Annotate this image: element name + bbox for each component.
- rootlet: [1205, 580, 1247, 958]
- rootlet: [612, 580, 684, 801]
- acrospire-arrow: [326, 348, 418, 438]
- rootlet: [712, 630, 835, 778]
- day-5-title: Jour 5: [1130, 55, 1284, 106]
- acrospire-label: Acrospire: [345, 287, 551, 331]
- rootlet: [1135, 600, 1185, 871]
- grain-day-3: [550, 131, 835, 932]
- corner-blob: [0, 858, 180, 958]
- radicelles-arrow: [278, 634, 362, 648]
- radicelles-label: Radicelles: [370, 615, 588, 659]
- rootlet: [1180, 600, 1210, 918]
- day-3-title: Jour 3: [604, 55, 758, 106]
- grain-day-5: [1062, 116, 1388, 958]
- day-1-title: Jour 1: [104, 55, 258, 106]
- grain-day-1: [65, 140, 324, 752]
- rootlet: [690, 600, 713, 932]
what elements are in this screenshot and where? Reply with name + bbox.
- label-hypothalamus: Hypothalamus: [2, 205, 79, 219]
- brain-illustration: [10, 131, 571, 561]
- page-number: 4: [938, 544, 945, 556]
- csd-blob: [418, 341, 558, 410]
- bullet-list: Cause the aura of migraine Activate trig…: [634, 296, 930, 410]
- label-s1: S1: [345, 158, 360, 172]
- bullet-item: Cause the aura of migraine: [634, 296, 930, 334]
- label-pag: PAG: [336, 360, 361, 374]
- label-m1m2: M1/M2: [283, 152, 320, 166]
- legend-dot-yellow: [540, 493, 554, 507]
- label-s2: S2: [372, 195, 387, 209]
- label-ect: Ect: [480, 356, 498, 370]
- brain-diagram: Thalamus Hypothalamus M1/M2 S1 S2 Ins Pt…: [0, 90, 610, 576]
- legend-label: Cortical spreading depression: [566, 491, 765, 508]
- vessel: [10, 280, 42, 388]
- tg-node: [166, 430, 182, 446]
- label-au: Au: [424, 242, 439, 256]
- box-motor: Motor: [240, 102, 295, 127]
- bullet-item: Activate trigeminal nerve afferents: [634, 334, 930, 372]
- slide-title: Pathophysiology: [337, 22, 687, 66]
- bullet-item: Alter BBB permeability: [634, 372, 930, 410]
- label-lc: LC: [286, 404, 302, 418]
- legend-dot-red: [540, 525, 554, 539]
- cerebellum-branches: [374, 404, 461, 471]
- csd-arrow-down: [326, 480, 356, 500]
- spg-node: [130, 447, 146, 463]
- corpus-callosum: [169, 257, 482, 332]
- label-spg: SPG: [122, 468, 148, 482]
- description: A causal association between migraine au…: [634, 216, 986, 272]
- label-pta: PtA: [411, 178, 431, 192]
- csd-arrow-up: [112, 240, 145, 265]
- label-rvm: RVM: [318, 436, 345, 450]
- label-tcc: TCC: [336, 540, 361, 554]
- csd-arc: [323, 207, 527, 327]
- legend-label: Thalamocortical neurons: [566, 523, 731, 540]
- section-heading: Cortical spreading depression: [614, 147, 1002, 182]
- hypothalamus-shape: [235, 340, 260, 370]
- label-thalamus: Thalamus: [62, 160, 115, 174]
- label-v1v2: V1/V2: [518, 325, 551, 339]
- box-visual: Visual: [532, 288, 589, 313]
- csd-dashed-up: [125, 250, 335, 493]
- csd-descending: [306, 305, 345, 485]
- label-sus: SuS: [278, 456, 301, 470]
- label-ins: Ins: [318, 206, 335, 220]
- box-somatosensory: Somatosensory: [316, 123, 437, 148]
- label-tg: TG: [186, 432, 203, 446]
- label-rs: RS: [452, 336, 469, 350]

▶ [Work required]
Copy the listing from its first line through the line containing "- grain-day-5: [1062, 116, 1388, 958]", renaming every "rootlet" to "radicle" and changing nothing else.

▶ [Finished exercise]
Annotate this image: element name + bbox for each component.
- radicle: [1205, 580, 1247, 958]
- radicle: [612, 580, 684, 801]
- acrospire-arrow: [326, 348, 418, 438]
- radicle: [712, 630, 835, 778]
- day-5-title: Jour 5: [1130, 55, 1284, 106]
- acrospire-label: Acrospire: [345, 287, 551, 331]
- radicle: [1135, 600, 1185, 871]
- grain-day-3: [550, 131, 835, 932]
- corner-blob: [0, 858, 180, 958]
- radicelles-arrow: [278, 634, 362, 648]
- radicelles-label: Radicelles: [370, 615, 588, 659]
- radicle: [1180, 600, 1210, 918]
- day-3-title: Jour 3: [604, 55, 758, 106]
- grain-day-5: [1062, 116, 1388, 958]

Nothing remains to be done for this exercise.